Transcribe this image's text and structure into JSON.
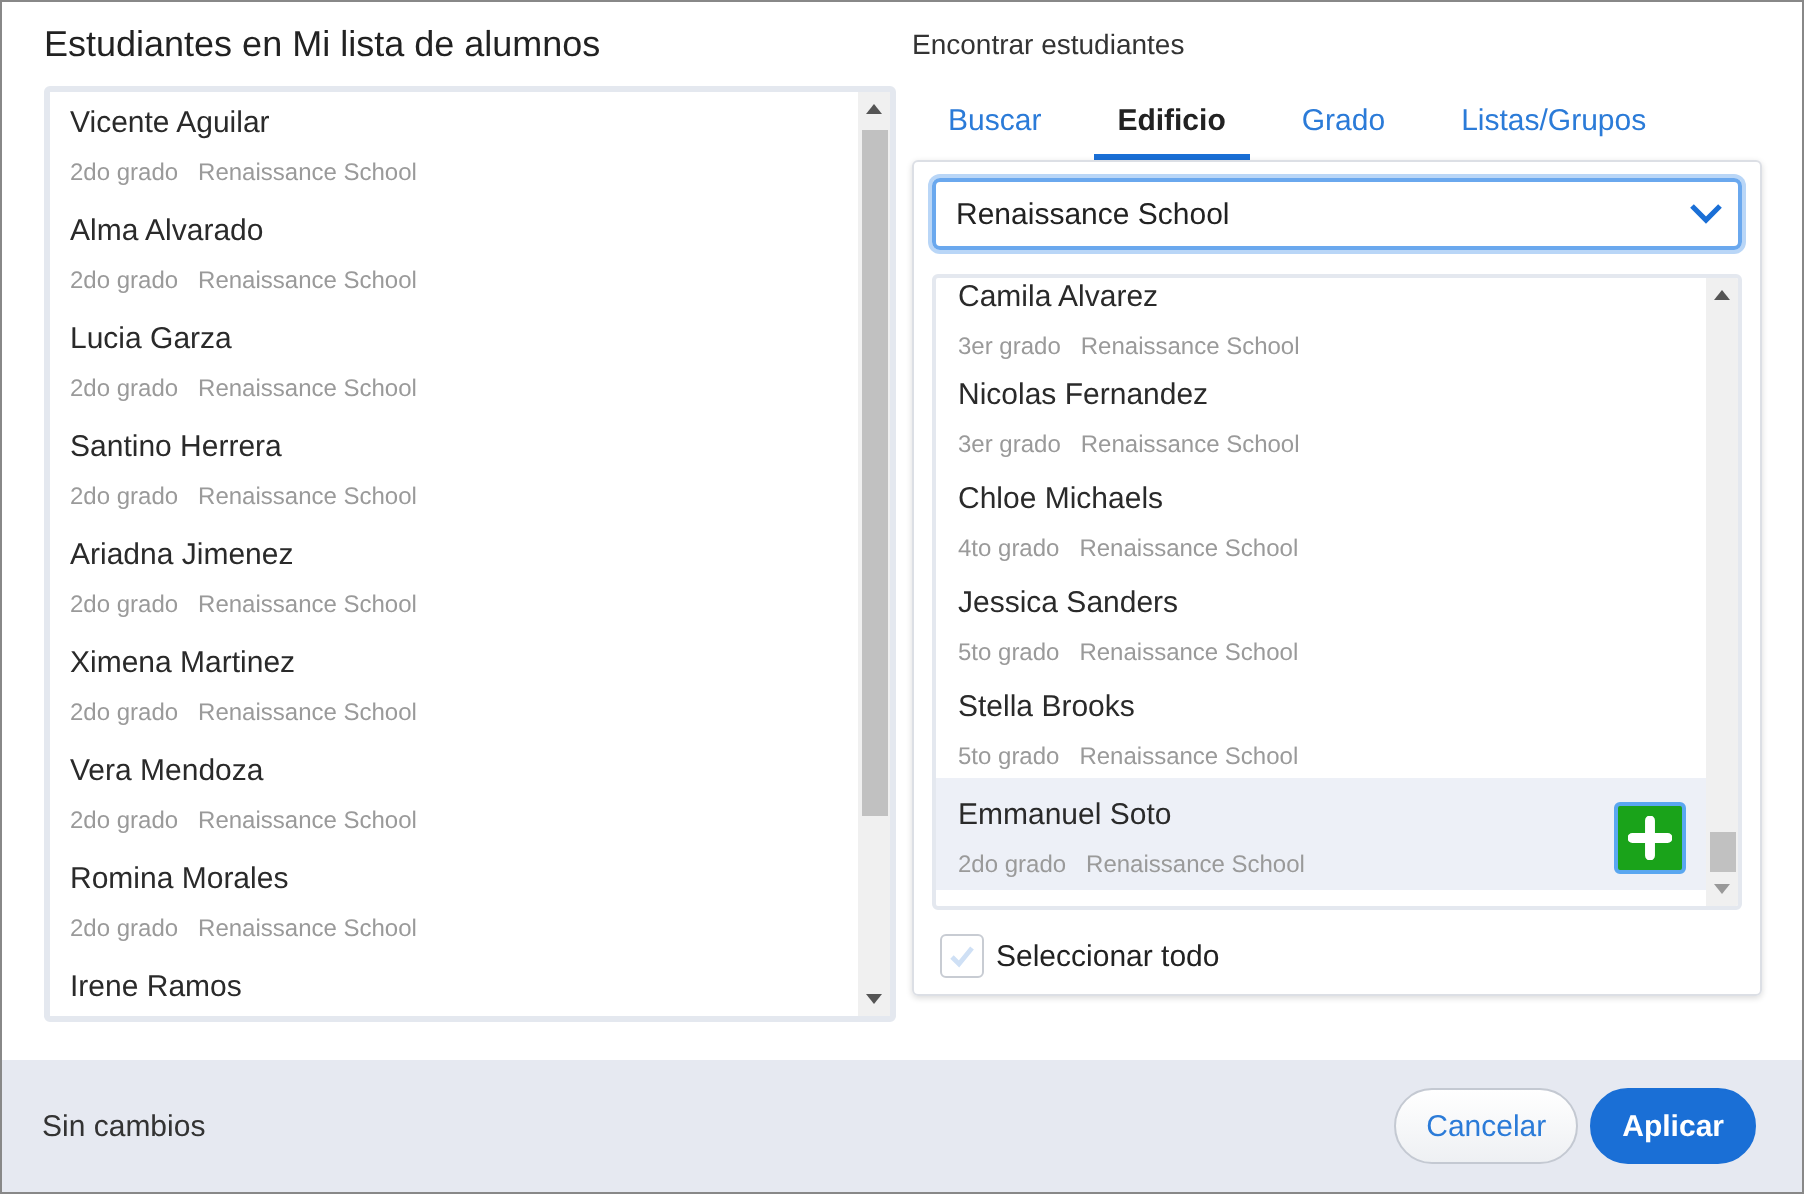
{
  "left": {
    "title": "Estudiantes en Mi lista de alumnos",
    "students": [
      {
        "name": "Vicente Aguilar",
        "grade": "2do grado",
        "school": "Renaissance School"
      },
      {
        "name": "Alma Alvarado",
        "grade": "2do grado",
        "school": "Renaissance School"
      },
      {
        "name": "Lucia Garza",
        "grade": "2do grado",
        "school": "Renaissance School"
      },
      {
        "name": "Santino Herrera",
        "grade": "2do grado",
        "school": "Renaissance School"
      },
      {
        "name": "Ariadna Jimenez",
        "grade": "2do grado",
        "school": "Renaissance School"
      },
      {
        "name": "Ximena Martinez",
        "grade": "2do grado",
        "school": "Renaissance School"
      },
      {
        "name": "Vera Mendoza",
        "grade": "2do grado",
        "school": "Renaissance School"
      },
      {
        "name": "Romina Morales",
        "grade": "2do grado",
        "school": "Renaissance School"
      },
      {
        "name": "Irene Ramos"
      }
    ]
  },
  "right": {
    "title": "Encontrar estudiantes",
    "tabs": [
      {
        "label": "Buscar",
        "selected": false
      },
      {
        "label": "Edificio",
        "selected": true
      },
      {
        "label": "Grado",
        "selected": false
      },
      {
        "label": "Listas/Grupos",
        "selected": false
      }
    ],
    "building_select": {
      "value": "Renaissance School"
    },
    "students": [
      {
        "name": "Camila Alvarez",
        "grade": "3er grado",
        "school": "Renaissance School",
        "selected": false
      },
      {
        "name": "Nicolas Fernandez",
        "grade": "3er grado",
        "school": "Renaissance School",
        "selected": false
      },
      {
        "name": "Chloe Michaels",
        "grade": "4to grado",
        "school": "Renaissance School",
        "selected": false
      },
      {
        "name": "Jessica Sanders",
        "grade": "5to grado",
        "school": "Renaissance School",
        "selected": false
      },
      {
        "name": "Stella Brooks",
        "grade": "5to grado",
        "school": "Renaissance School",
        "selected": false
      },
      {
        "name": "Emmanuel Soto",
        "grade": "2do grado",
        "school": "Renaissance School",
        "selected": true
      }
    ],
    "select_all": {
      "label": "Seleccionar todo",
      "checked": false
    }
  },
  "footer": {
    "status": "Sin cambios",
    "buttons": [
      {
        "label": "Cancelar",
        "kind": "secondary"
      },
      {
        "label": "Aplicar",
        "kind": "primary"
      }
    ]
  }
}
· · ·
■ **WRITTEN INSTRUCTION**: Filter the entries down to the lines with the word "title" in them.

■ **THE REPLY**:
    "title": "Estudiantes en Mi lista de alumnos",
    "title": "Encontrar estudiantes",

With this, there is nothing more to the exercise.